*What is required*
Write the listing out again, all of it, word for word.

*Entries*
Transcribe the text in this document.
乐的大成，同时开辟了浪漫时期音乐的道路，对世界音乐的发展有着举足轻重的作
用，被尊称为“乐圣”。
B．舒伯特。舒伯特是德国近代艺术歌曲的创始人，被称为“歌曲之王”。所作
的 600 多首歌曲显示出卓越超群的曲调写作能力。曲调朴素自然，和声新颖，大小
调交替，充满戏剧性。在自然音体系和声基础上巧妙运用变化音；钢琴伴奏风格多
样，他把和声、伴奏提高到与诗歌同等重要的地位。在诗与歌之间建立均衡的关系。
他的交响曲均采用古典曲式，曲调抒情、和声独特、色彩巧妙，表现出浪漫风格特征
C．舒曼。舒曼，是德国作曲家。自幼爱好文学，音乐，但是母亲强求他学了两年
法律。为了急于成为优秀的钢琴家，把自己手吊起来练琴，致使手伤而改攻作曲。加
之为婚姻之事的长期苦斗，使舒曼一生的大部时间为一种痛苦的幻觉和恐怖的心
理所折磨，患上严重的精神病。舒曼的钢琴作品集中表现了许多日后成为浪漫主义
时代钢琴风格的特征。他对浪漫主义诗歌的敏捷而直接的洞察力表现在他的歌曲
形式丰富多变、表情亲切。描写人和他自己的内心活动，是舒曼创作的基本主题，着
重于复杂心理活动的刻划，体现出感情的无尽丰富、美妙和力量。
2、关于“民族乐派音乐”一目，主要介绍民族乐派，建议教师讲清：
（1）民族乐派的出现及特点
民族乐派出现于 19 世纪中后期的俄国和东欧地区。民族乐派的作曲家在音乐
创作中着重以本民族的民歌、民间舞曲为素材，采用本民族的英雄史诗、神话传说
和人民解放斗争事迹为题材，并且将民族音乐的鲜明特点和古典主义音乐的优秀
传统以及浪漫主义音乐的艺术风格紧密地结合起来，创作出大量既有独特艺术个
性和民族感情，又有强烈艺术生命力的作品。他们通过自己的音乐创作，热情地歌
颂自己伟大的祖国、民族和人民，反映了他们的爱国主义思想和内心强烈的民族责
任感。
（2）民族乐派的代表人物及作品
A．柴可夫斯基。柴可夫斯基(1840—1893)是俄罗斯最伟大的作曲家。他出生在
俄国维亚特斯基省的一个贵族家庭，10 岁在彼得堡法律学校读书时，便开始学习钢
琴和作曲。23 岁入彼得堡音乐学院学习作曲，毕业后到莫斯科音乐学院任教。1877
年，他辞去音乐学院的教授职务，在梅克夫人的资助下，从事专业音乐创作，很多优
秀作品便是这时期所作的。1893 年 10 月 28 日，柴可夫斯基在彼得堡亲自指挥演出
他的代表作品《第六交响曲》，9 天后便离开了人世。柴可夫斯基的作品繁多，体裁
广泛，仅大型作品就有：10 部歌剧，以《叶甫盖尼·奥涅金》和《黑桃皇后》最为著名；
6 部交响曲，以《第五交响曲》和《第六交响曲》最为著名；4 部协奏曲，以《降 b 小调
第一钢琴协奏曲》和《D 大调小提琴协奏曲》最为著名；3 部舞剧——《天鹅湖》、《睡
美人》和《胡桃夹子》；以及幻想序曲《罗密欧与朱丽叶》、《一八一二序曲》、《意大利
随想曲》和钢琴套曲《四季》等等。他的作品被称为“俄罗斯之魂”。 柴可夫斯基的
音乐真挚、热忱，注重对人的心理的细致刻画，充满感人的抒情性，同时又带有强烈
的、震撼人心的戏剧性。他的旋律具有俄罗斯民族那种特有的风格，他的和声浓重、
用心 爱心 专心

*Output for this exercise*
Transcribe the text in this document.
乐的大成，同时开辟了浪漫时期音乐的道路，对世界音乐的发展有着举足轻重的作
用，被尊称为“乐圣”。
B．舒伯特。舒伯特是德国近代艺术歌曲的创始人，被称为“歌曲之王”。所作
的 600 多首歌曲显示出卓越超群的曲调写作能力。曲调朴素自然，和声新颖，大小
调交替，充满戏剧性。在自然音体系和声基础上巧妙运用变化音；钢琴伴奏风格多
样，他把和声、伴奏提高到与诗歌同等重要的地位。在诗与歌之间建立均衡的关系。
他的交响曲均采用古典曲式，曲调抒情、和声独特、色彩巧妙，表现出浪漫风格特征
C．舒曼。舒曼，是德国作曲家。自幼爱好文学，音乐，但是母亲强求他学了两年
法律。为了急于成为优秀的钢琴家，把自己手吊起来练琴，致使手伤而改攻作曲。加
之为婚姻之事的长期苦斗，使舒曼一生的大部时间为一种痛苦的幻觉和恐怖的心
理所折磨，患上严重的精神病。舒曼的钢琴作品集中表现了许多日后成为浪漫主义
时代钢琴风格的特征。他对浪漫主义诗歌的敏捷而直接的洞察力表现在他的歌曲
形式丰富多变、表情亲切。描写人和他自己的内心活动，是舒曼创作的基本主题，着
重于复杂心理活动的刻划，体现出感情的无尽丰富、美妙和力量。
2、关于“民族乐派音乐”一目，主要介绍民族乐派，建议教师讲清：
（1）民族乐派的出现及特点
民族乐派出现于 19 世纪中后期的俄国和东欧地区。民族乐派的作曲家在音乐
创作中着重以本民族的民歌、民间舞曲为素材，采用本民族的英雄史诗、神话传说
和人民解放斗争事迹为题材，并且将民族音乐的鲜明特点和古典主义音乐的优秀
传统以及浪漫主义音乐的艺术风格紧密地结合起来，创作出大量既有独特艺术个
性和民族感情，又有强烈艺术生命力的作品。他们通过自己的音乐创作，热情地歌
颂自己伟大的祖国、民族和人民，反映了他们的爱国主义思想和内心强烈的民族责
任感。
（2）民族乐派的代表人物及作品
A．柴可夫斯基。柴可夫斯基(1840—1893)是俄罗斯最伟大的作曲家。他出生在
俄国维亚特斯基省的一个贵族家庭，10 岁在彼得堡法律学校读书时，便开始学习钢
琴和作曲。23 岁入彼得堡音乐学院学习作曲，毕业后到莫斯科音乐学院任教。1877
年，他辞去音乐学院的教授职务，在梅克夫人的资助下，从事专业音乐创作，很多优
秀作品便是这时期所作的。1893 年 10 月 28 日，柴可夫斯基在彼得堡亲自指挥演出
他的代表作品《第六交响曲》，9 天后便离开了人世。柴可夫斯基的作品繁多，体裁
广泛，仅大型作品就有：10 部歌剧，以《叶甫盖尼·奥涅金》和《黑桃皇后》最为著名；
6 部交响曲，以《第五交响曲》和《第六交响曲》最为著名；4 部协奏曲，以《降 b 小调
第一钢琴协奏曲》和《D 大调小提琴协奏曲》最为著名；3 部舞剧——《天鹅湖》、《睡
美人》和《胡桃夹子》；以及幻想序曲《罗密欧与朱丽叶》、《一八一二序曲》、《意大利
随想曲》和钢琴套曲《四季》等等。他的作品被称为“俄罗斯之魂”。 柴可夫斯基的
音乐真挚、热忱，注重对人的心理的细致刻画，充满感人的抒情性，同时又带有强烈
的、震撼人心的戏剧性。他的旋律具有俄罗斯民族那种特有的风格，他的和声浓重、
用心 爱心 专心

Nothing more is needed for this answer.